Exercise brief:
Check each line of the listing, and copy it if it contains the word "name".

Source records:
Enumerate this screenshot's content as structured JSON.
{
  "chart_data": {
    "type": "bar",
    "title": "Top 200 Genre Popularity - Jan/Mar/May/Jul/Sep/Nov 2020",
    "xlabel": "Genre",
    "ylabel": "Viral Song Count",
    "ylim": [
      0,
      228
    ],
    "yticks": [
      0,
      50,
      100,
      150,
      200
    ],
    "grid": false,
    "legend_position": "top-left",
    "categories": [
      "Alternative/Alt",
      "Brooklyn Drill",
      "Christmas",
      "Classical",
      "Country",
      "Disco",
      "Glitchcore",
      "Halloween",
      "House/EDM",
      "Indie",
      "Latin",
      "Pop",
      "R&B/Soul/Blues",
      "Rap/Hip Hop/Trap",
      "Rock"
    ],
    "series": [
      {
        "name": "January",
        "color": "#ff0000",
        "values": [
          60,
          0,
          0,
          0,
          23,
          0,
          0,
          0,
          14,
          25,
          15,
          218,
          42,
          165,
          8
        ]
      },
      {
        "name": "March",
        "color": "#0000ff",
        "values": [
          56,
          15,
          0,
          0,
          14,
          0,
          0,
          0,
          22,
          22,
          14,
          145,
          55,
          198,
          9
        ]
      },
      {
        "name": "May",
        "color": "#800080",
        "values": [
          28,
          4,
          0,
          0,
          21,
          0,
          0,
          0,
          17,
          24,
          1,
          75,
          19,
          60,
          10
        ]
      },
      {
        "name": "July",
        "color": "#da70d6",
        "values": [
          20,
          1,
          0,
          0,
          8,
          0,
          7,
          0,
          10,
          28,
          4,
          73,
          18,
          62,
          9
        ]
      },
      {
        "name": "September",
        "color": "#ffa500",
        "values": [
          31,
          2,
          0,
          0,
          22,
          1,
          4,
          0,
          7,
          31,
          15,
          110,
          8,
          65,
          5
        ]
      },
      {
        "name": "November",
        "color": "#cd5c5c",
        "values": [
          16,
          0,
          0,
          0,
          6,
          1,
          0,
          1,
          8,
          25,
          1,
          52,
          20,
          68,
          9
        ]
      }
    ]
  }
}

Solved problem:
        "name": "January",
        "name": "March",
        "name": "May",
        "name": "July",
        "name": "September",
        "name": "November",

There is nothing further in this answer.